▸ **Instructions for the task**
Scan the listing that follows and report how many lines contain "Applicants". Write the number alone.

[Dataset items]
# # # # #
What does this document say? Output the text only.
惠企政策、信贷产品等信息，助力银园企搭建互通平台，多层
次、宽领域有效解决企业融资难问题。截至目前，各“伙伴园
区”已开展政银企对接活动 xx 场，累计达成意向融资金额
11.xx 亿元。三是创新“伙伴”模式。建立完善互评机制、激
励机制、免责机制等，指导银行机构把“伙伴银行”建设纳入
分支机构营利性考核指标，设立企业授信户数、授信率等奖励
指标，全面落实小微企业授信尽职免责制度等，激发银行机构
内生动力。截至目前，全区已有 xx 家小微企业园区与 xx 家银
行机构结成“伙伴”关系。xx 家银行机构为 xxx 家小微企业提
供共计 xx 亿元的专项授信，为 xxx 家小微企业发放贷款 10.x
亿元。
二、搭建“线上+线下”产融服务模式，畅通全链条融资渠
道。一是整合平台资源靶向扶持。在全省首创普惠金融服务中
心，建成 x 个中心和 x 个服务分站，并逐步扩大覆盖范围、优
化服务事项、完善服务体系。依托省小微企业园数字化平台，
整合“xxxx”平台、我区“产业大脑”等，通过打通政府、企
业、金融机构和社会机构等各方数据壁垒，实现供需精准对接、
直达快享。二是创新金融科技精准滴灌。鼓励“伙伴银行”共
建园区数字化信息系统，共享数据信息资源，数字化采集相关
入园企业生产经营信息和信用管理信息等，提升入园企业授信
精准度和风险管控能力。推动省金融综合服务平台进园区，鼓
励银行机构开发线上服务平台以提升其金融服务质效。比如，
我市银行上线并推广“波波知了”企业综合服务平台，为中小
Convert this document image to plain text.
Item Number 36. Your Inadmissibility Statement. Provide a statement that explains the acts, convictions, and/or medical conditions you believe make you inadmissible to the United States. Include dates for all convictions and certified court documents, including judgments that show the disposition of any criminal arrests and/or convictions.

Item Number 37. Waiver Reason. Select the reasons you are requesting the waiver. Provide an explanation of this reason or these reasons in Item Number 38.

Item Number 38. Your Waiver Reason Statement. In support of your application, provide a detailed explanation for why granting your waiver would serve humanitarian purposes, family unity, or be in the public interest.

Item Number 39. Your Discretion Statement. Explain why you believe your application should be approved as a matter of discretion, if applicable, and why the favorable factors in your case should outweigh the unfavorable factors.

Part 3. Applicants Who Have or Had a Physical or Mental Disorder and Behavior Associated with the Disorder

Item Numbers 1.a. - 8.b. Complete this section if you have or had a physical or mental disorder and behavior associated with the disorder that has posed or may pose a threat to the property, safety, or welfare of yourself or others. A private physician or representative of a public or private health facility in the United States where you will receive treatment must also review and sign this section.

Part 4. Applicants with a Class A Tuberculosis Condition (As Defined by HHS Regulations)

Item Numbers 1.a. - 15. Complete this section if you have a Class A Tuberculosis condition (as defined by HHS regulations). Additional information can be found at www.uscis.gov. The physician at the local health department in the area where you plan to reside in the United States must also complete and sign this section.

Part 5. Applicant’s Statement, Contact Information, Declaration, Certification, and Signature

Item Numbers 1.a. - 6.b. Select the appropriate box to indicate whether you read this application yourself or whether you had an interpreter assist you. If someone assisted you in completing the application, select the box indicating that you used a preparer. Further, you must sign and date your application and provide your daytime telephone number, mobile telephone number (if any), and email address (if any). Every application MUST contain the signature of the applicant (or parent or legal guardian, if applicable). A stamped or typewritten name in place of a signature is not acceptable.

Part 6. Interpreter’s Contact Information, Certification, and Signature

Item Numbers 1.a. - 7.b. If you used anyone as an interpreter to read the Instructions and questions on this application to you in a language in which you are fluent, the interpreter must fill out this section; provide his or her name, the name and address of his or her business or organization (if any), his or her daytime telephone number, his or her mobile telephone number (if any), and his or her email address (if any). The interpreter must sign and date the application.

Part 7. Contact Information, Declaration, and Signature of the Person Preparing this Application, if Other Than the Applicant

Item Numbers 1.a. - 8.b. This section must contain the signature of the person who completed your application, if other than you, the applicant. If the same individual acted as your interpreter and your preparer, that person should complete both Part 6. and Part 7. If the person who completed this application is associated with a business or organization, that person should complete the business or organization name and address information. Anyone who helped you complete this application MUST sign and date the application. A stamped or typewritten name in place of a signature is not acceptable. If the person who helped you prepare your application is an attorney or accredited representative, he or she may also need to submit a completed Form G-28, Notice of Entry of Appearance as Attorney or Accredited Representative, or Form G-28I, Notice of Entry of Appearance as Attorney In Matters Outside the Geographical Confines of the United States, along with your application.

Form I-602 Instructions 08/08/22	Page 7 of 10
# # # # #
▸ **Output for this exercise**
2